>> BEGIN
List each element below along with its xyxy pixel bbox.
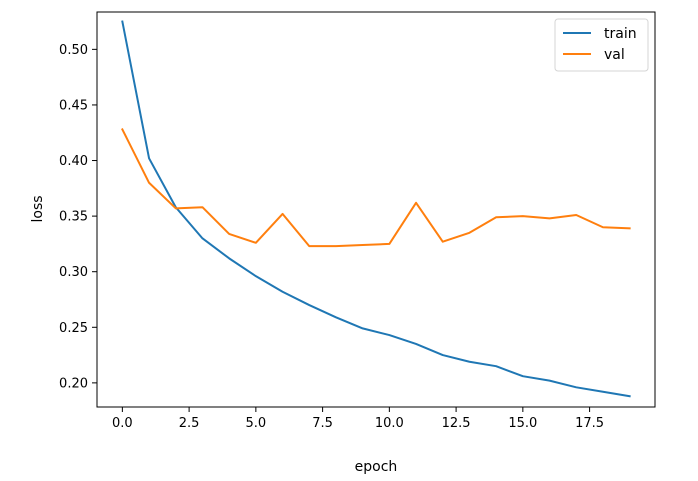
y-tick-label: 0.45 [59,98,88,113]
x-tick-label: 15.0 [508,416,537,431]
x-tick-label: 10.0 [375,416,404,431]
y-tick-label: 0.40 [59,154,88,169]
x-tick-label: 2.5 [179,416,200,431]
y-tick-label: 0.35 [59,210,88,225]
plot-frame [96,11,656,408]
legend-items: train val [563,26,637,63]
y-tick-label: 0.50 [59,43,88,58]
y-tick-label: 0.30 [59,265,88,280]
series-line-val [121,128,631,248]
x-tick-label: 12.5 [442,416,471,431]
x-tick-label: 0.0 [112,416,133,431]
legend-label-val: val [604,47,625,63]
y-tick-label: 0.20 [59,376,88,391]
y-tick-label: 0.25 [59,321,88,336]
x-tick-label: 7.5 [312,416,333,431]
x-tick-label: 17.5 [575,416,604,431]
plot-layer [121,20,631,398]
y-axis-ticks: 0.20 0.25 0.30 0.35 0.40 0.45 0.50 [59,43,97,391]
series-line-train [121,20,631,398]
x-axis-ticks: 0.0 2.5 5.0 7.5 10.0 12.5 15.0 17.5 [112,407,604,431]
y-axis-label: loss [30,195,46,222]
x-axis-label: epoch [355,459,398,475]
legend: train val [554,18,649,72]
legend-label-train: train [604,26,637,42]
x-tick-label: 5.0 [246,416,267,431]
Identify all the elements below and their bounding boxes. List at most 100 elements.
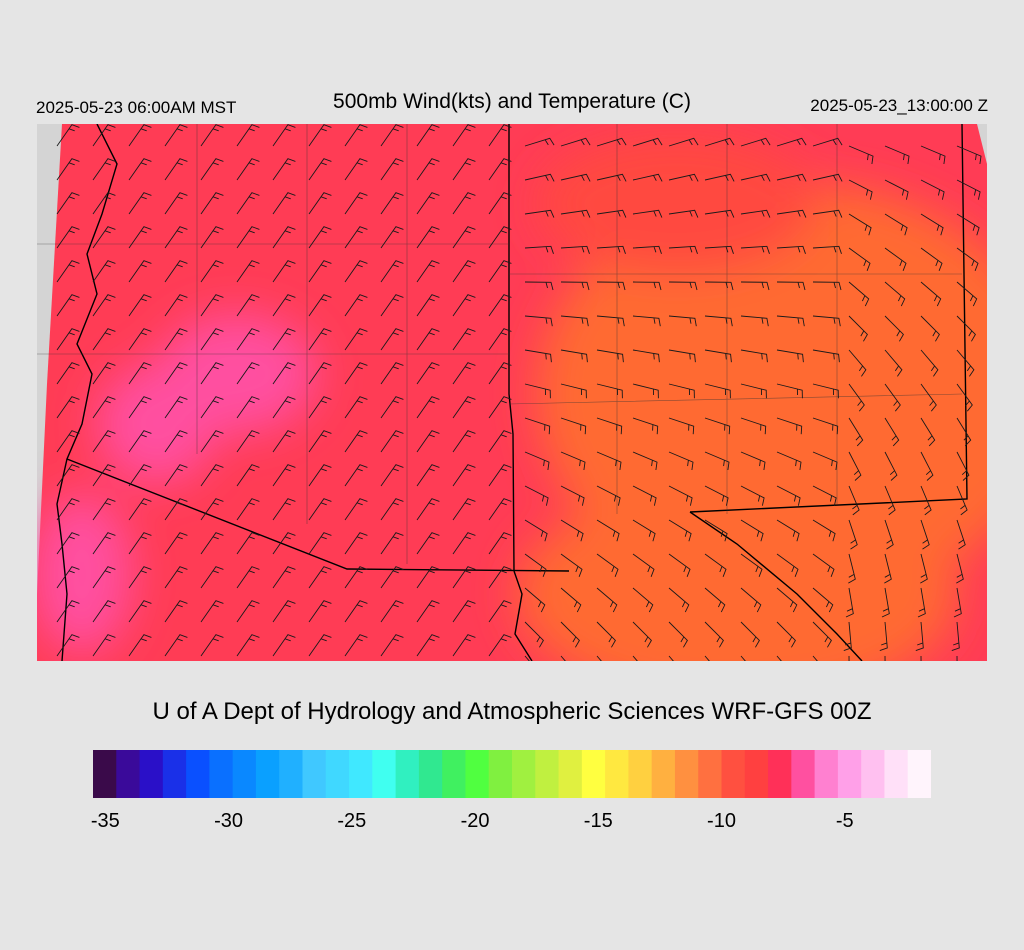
warm-region-north [537,134,817,274]
colorbar-swatch [325,750,350,798]
temperature-wind-map [37,124,987,661]
wind-barb [380,158,404,181]
colorbar-tick-label: -25 [337,810,367,832]
wind-barb [488,430,512,453]
colorbar-swatch [651,750,676,798]
wind-barb [56,634,80,657]
wind-barb [884,315,904,342]
wind-barb [272,566,296,589]
wind-barb [200,158,224,181]
wind-barb [164,124,188,147]
wind-barb [812,621,832,648]
wind-barb [956,281,978,307]
wind-barb [524,315,553,327]
wind-barb [344,124,368,147]
wind-barb [344,600,368,623]
wind-barb [308,600,332,623]
wind-barb [848,417,864,447]
wind-barb [488,328,512,351]
wind-barb [56,158,80,181]
wind-barb [848,485,860,516]
wind-barb [236,430,260,453]
wind-barb [452,464,476,487]
wind-barb [884,417,900,447]
wind-barb [632,553,655,577]
colorbar-swatch [558,750,583,798]
wind-barb [164,396,188,419]
wind-barb [128,396,152,419]
county-lines [37,124,963,564]
wind-barb [488,634,512,657]
wind-barb [632,315,661,327]
wind-barb [200,600,224,623]
colorbar-swatch [628,750,653,798]
wind-barb [452,192,476,215]
wind-barb [915,621,924,652]
wind-barb [920,281,942,307]
wind-barb [884,281,906,307]
valid-time-utc: 2025-05-23_13:00:00 Z [810,96,988,115]
wind-barb [56,294,80,317]
wind-barb [776,137,807,147]
wind-barb [920,349,939,377]
wind-barb [951,621,960,652]
wind-barb [128,294,152,317]
wind-barb [848,145,874,165]
border-segment [508,124,515,572]
wind-barb [704,553,727,577]
wind-barb [632,137,663,147]
wind-barb [668,281,698,291]
wind-barb [848,213,872,236]
colorbar-swatch [837,750,862,798]
wind-barb [272,294,296,317]
wind-barb [416,294,440,317]
colorbar-swatch [581,750,606,798]
colorbar-swatch [418,750,443,798]
wind-barb [596,383,623,399]
wind-barb [596,245,626,254]
wind-barb [596,349,624,363]
wind-barb [92,600,116,623]
wind-barb [128,192,152,215]
colorbar-tick-label: -10 [707,810,736,832]
wind-barb [524,137,555,147]
colorbar-swatch [465,750,490,798]
wind-barb [272,260,296,283]
wind-barb [92,362,116,385]
wind-barb [236,192,260,215]
wind-barb [560,621,580,648]
wind-barb [920,451,934,481]
wind-barb [956,451,970,481]
wind-barb [488,498,512,521]
wind-barb [488,192,512,215]
wind-barb [416,464,440,487]
wind-barb [452,328,476,351]
wind-barb [200,634,224,657]
wind-barb [272,124,296,147]
colorbar-swatch [209,750,234,798]
wind-barb [236,566,260,589]
wind-barb [956,145,982,165]
border-segment [513,570,533,661]
wind-barb [848,281,870,307]
wind-barb [452,430,476,453]
wind-barb [416,498,440,521]
wind-barb [848,315,868,342]
border-segment [689,511,863,661]
wind-barb [560,451,586,471]
wind-barb [953,587,962,618]
wind-barb [956,519,966,550]
wind-barb [668,383,695,399]
wind-barb [740,173,771,182]
wind-barb [740,621,760,648]
wind-barb [632,519,656,542]
wind-barb [917,587,926,618]
wind-barb [308,124,332,147]
wind-barb [560,417,587,435]
wind-barb [344,634,368,657]
wind-barb [380,328,404,351]
wind-barb [164,430,188,453]
wind-barb [380,430,404,453]
wind-barb [776,553,799,577]
wind-barb [848,451,862,481]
>> END
■ **Instructions for the task**
Repeat the listing's lines from "warm-region-north [537,134,817,274]" through "wind-barb [56,634,80,657]", renaming "colorbar-swatch" to "legend-swatch" and leaving everything else unchanged.

■ **Response below**
warm-region-north [537,134,817,274]
legend-swatch [325,750,350,798]
temperature-wind-map [37,124,987,661]
wind-barb [380,158,404,181]
colorbar-tick-label: -25 [337,810,367,832]
wind-barb [488,430,512,453]
legend-swatch [651,750,676,798]
wind-barb [56,634,80,657]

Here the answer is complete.